Copy nothing but the text: reproduce each line of the listing exactly and leave the pictures out.

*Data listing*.

■ ■ ■

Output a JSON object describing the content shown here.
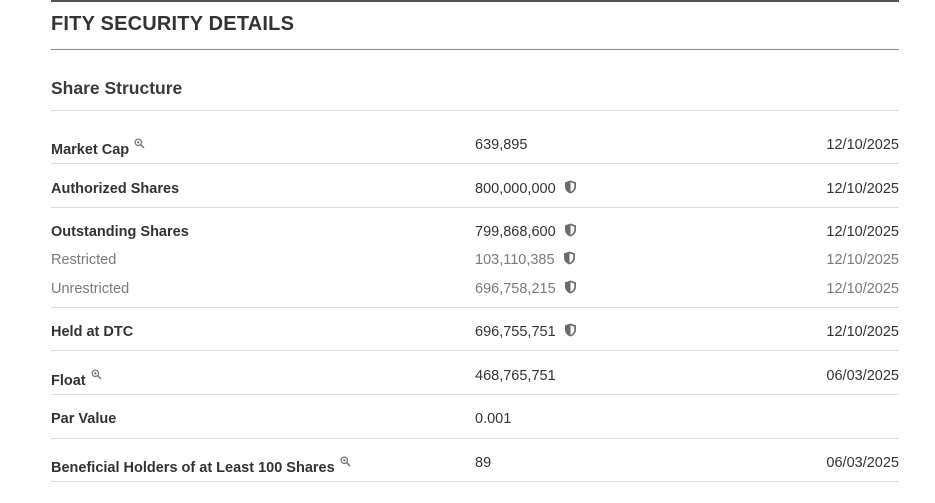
{
  "page": {
    "title": "FITY SECURITY DETAILS",
    "section_title": "Share Structure"
  },
  "rows": [
    {
      "label": "Market Cap",
      "value": "639,895",
      "date": "12/10/2025",
      "info_icon": "magnifier-icon"
    },
    {
      "label": "Authorized Shares",
      "value": "800,000,000",
      "date": "12/10/2025",
      "verified_icon": "shield-icon"
    },
    {
      "label": "Outstanding Shares",
      "value": "799,868,600",
      "date": "12/10/2025",
      "verified_icon": "shield-icon"
    },
    {
      "label": "Restricted",
      "value": "103,110,385",
      "date": "12/10/2025",
      "verified_icon": "shield-icon"
    },
    {
      "label": "Unrestricted",
      "value": "696,758,215",
      "date": "12/10/2025",
      "verified_icon": "shield-icon"
    },
    {
      "label": "Held at DTC",
      "value": "696,755,751",
      "date": "12/10/2025",
      "verified_icon": "shield-icon"
    },
    {
      "label": "Float",
      "value": "468,765,751",
      "date": "06/03/2025",
      "info_icon": "magnifier-icon"
    },
    {
      "label": "Par Value",
      "value": "0.001",
      "date": ""
    },
    {
      "label": "Beneficial Holders of at Least 100 Shares",
      "value": "89",
      "date": "06/03/2025",
      "info_icon": "magnifier-icon"
    }
  ],
  "colors": {
    "text": "#333333",
    "muted_text": "#7a7a7a",
    "divider": "#dcdcdc",
    "header_rule": "#555555",
    "icon": "#6b6b6b"
  }
}
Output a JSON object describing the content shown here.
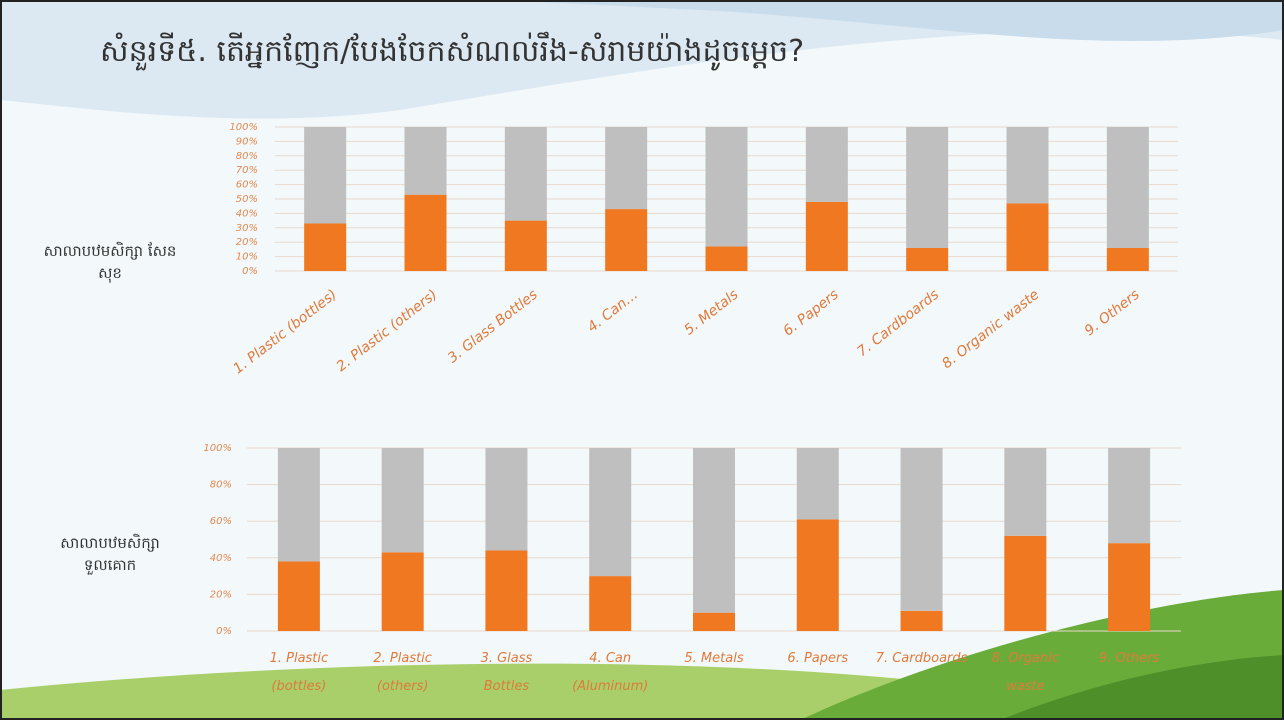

■ ■ ■

*THE RESPONSE*.
Output a JSON object describing the content shown here.
{
  "page": {
    "title": "FITY SECURITY DETAILS",
    "section_title": "Share Structure"
  },
  "rows": [
    {
      "label": "Market Cap",
      "value": "639,895",
      "date": "12/10/2025",
      "info_icon": "magnifier-icon"
    },
    {
      "label": "Authorized Shares",
      "value": "800,000,000",
      "date": "12/10/2025",
      "verified_icon": "shield-icon"
    },
    {
      "label": "Outstanding Shares",
      "value": "799,868,600",
      "date": "12/10/2025",
      "verified_icon": "shield-icon"
    },
    {
      "label": "Restricted",
      "value": "103,110,385",
      "date": "12/10/2025",
      "verified_icon": "shield-icon"
    },
    {
      "label": "Unrestricted",
      "value": "696,758,215",
      "date": "12/10/2025",
      "verified_icon": "shield-icon"
    },
    {
      "label": "Held at DTC",
      "value": "696,755,751",
      "date": "12/10/2025",
      "verified_icon": "shield-icon"
    },
    {
      "label": "Float",
      "value": "468,765,751",
      "date": "06/03/2025",
      "info_icon": "magnifier-icon"
    },
    {
      "label": "Par Value",
      "value": "0.001",
      "date": ""
    },
    {
      "label": "Beneficial Holders of at Least 100 Shares",
      "value": "89",
      "date": "06/03/2025",
      "info_icon": "magnifier-icon"
    }
  ],
  "colors": {
    "text": "#333333",
    "muted_text": "#7a7a7a",
    "divider": "#dcdcdc",
    "header_rule": "#555555",
    "icon": "#6b6b6b"
  }
}
Output a JSON object describing the content shown here.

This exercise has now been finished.